Stored entries
----------
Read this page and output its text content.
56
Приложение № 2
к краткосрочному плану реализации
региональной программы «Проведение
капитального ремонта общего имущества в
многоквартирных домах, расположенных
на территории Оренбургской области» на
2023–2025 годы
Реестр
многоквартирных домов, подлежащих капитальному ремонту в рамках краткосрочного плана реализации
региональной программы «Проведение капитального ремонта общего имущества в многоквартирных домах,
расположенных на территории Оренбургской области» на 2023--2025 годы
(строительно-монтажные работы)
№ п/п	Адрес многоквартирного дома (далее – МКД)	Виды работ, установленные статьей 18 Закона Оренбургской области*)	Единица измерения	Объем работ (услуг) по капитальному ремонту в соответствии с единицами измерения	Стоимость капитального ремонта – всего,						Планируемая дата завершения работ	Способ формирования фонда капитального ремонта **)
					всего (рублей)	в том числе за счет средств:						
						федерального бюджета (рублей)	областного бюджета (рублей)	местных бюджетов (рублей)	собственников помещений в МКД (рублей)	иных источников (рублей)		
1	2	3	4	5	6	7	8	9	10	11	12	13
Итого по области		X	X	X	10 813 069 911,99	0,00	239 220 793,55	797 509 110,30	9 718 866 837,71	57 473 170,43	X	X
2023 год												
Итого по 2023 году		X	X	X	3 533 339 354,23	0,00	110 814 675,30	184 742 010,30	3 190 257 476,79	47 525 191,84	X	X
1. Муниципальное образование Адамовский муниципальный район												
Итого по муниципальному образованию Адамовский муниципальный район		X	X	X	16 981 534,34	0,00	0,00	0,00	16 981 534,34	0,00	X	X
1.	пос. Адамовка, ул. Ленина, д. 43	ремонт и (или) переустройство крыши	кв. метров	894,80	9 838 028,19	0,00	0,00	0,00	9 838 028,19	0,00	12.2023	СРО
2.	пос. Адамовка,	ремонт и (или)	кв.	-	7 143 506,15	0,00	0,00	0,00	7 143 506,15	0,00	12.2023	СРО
----------
* **Task instructions**: Give the count of lines containing "имущества", with no added text.

* **Result of the task**: 2